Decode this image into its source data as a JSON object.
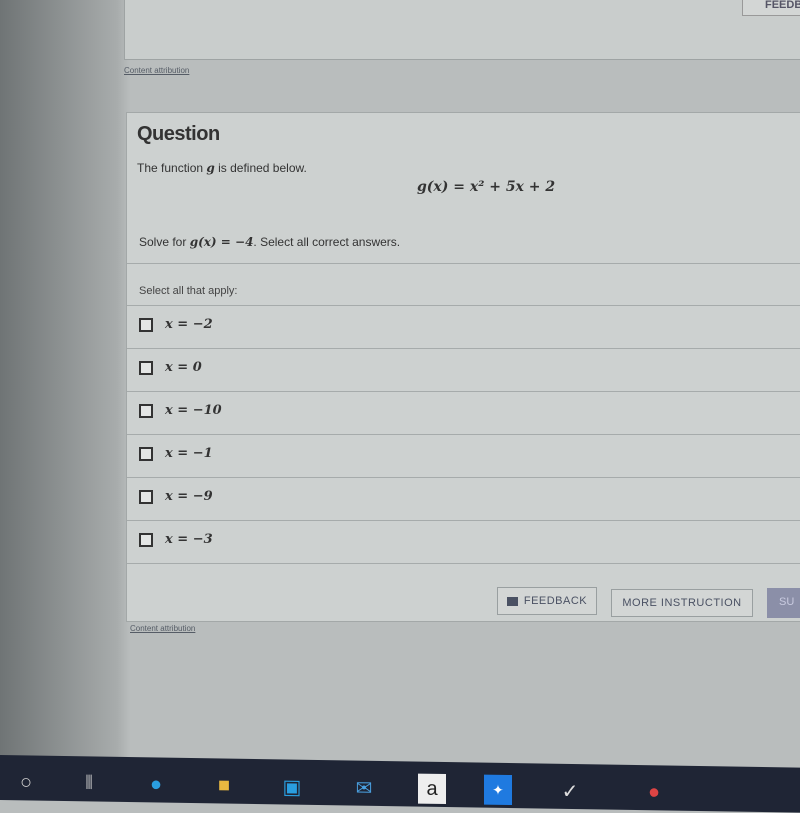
{
  "top": {
    "feedback_label": "FEEDBACK",
    "attribution": "Content attribution"
  },
  "question": {
    "title": "Question",
    "intro_prefix": "The function ",
    "intro_var": "g",
    "intro_suffix": " is defined below.",
    "equation": "g(x) = x² + 5x + 2",
    "solve_prefix": "Solve for ",
    "solve_math": "g(x) = −4",
    "solve_suffix": ". Select all correct answers.",
    "select_label": "Select all that apply:",
    "options": [
      {
        "label": "x = −2",
        "checked": false
      },
      {
        "label": "x = 0",
        "checked": false
      },
      {
        "label": "x = −10",
        "checked": false
      },
      {
        "label": "x = −1",
        "checked": false
      },
      {
        "label": "x = −9",
        "checked": false
      },
      {
        "label": "x = −3",
        "checked": false
      }
    ],
    "buttons": {
      "feedback": "FEEDBACK",
      "more_instruction": "MORE INSTRUCTION",
      "submit": "SU"
    },
    "attribution": "Content attribution"
  },
  "taskbar": {
    "icons": [
      "search-icon",
      "task-view-icon",
      "edge-icon",
      "file-explorer-icon",
      "store-icon",
      "mail-icon",
      "amazon-icon",
      "dropbox-icon",
      "app-icon",
      "chrome-icon"
    ],
    "amazon_label": "a"
  }
}
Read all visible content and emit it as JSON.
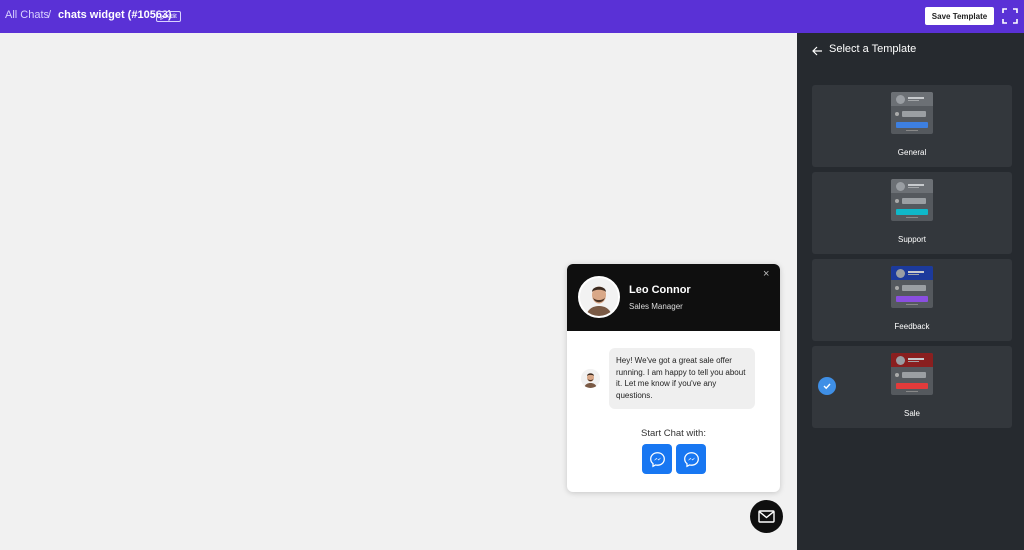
---
Task goal ->
Write out all the records again, exactly, minus any pictures.

Output of the exercise ->
Decode this image into its source data as a JSON object.
{
  "top": {
    "feedback_label": "FEEDBACK",
    "attribution": "Content attribution"
  },
  "question": {
    "title": "Question",
    "intro_prefix": "The function ",
    "intro_var": "g",
    "intro_suffix": " is defined below.",
    "equation": "g(x) = x² + 5x + 2",
    "solve_prefix": "Solve for ",
    "solve_math": "g(x) = −4",
    "solve_suffix": ". Select all correct answers.",
    "select_label": "Select all that apply:",
    "options": [
      {
        "label": "x = −2",
        "checked": false
      },
      {
        "label": "x = 0",
        "checked": false
      },
      {
        "label": "x = −10",
        "checked": false
      },
      {
        "label": "x = −1",
        "checked": false
      },
      {
        "label": "x = −9",
        "checked": false
      },
      {
        "label": "x = −3",
        "checked": false
      }
    ],
    "buttons": {
      "feedback": "FEEDBACK",
      "more_instruction": "MORE INSTRUCTION",
      "submit": "SU"
    },
    "attribution": "Content attribution"
  },
  "taskbar": {
    "icons": [
      "search-icon",
      "task-view-icon",
      "edge-icon",
      "file-explorer-icon",
      "store-icon",
      "mail-icon",
      "amazon-icon",
      "dropbox-icon",
      "app-icon",
      "chrome-icon"
    ],
    "amazon_label": "a"
  }
}
Read all visible content and emit it as JSON.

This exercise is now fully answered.